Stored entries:
[START]
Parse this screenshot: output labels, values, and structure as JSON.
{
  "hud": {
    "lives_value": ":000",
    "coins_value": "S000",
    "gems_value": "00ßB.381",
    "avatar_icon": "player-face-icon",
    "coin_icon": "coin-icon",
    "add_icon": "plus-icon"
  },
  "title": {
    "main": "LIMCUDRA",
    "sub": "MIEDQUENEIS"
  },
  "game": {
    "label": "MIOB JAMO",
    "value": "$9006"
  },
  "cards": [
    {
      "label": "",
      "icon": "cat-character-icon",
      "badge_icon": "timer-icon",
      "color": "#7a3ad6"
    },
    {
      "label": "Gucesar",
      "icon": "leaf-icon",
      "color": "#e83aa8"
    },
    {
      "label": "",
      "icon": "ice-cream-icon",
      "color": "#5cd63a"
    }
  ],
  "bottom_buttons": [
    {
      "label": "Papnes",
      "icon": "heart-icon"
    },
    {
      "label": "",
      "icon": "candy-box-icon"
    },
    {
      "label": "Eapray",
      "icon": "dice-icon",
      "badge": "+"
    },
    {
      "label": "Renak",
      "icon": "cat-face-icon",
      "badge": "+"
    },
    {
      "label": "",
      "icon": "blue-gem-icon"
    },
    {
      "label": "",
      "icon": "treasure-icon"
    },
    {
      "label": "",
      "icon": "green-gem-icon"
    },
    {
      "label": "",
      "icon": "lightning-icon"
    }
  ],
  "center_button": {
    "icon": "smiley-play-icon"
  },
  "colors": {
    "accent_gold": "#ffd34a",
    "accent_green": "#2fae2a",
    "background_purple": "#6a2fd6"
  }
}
[END]
* [Directions for this task] Using the listing above, retype each line exactly.

* [Correct response]
Parse this screenshot: output labels, values, and structure as JSON.
{
  "hud": {
    "lives_value": ":000",
    "coins_value": "S000",
    "gems_value": "00ßB.381",
    "avatar_icon": "player-face-icon",
    "coin_icon": "coin-icon",
    "add_icon": "plus-icon"
  },
  "title": {
    "main": "LIMCUDRA",
    "sub": "MIEDQUENEIS"
  },
  "game": {
    "label": "MIOB JAMO",
    "value": "$9006"
  },
  "cards": [
    {
      "label": "",
      "icon": "cat-character-icon",
      "badge_icon": "timer-icon",
      "color": "#7a3ad6"
    },
    {
      "label": "Gucesar",
      "icon": "leaf-icon",
      "color": "#e83aa8"
    },
    {
      "label": "",
      "icon": "ice-cream-icon",
      "color": "#5cd63a"
    }
  ],
  "bottom_buttons": [
    {
      "label": "Papnes",
      "icon": "heart-icon"
    },
    {
      "label": "",
      "icon": "candy-box-icon"
    },
    {
      "label": "Eapray",
      "icon": "dice-icon",
      "badge": "+"
    },
    {
      "label": "Renak",
      "icon": "cat-face-icon",
      "badge": "+"
    },
    {
      "label": "",
      "icon": "blue-gem-icon"
    },
    {
      "label": "",
      "icon": "treasure-icon"
    },
    {
      "label": "",
      "icon": "green-gem-icon"
    },
    {
      "label": "",
      "icon": "lightning-icon"
    }
  ],
  "center_button": {
    "icon": "smiley-play-icon"
  },
  "colors": {
    "accent_gold": "#ffd34a",
    "accent_green": "#2fae2a",
    "background_purple": "#6a2fd6"
  }
}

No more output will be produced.